• EXERCISE: Find the lines below that contain the word "SO₄²" and count them. Only the number should be given.

• DATA FOR THIS EXERCISE:
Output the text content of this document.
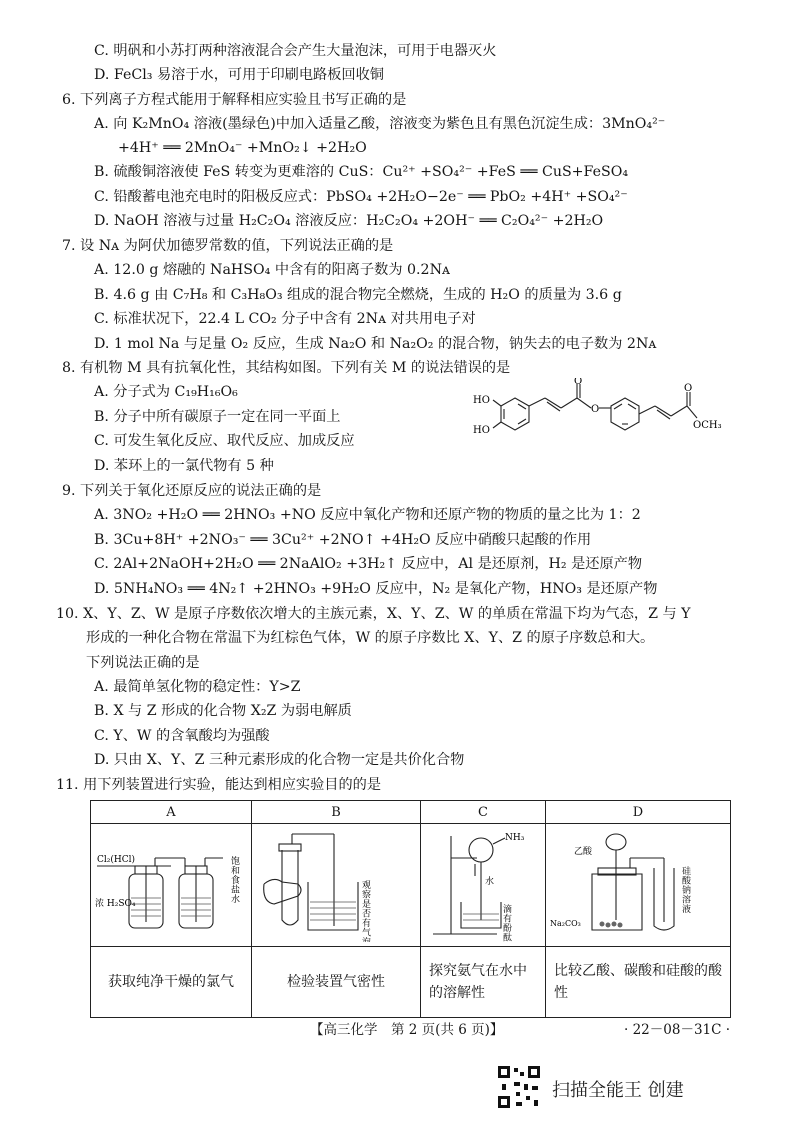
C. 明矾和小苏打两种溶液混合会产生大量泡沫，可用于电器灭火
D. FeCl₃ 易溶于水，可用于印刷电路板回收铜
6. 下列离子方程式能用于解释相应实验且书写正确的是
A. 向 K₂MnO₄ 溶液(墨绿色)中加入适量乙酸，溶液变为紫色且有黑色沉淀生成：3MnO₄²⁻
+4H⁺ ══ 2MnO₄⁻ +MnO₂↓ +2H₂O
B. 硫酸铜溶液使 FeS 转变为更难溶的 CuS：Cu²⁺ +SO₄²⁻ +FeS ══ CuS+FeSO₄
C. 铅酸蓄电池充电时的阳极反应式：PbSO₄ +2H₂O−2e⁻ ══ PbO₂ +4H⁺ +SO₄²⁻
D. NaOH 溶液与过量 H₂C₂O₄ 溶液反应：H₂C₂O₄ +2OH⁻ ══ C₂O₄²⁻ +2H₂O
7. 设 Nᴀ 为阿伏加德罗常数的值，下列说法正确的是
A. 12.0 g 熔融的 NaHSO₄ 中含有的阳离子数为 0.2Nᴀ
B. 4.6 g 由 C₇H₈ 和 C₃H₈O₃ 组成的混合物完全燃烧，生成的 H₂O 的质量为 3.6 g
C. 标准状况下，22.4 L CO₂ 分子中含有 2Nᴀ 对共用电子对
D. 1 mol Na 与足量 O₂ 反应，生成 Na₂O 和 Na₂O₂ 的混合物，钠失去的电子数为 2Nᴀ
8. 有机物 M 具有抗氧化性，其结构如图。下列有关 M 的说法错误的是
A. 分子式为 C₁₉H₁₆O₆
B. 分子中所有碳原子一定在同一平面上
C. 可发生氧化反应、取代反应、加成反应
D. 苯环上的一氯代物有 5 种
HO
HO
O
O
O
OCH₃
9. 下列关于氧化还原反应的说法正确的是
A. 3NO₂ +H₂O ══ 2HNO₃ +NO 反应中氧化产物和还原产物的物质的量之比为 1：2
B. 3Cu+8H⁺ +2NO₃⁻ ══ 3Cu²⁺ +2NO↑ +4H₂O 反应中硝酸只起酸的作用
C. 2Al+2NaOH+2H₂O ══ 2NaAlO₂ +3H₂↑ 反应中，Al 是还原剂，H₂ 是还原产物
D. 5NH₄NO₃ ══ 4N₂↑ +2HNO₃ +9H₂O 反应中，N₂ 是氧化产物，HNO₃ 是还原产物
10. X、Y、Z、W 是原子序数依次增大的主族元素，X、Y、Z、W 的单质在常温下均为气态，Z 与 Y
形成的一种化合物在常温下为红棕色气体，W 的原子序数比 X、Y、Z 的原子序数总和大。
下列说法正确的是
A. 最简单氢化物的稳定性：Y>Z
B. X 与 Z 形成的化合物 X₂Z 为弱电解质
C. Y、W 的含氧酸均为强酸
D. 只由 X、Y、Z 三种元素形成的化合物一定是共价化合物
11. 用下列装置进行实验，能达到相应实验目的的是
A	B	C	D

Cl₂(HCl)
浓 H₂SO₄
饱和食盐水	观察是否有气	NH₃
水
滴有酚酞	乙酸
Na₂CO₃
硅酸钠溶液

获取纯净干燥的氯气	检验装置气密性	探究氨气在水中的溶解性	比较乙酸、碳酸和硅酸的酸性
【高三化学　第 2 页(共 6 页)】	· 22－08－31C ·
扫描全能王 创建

• FULL OUTPUT: 2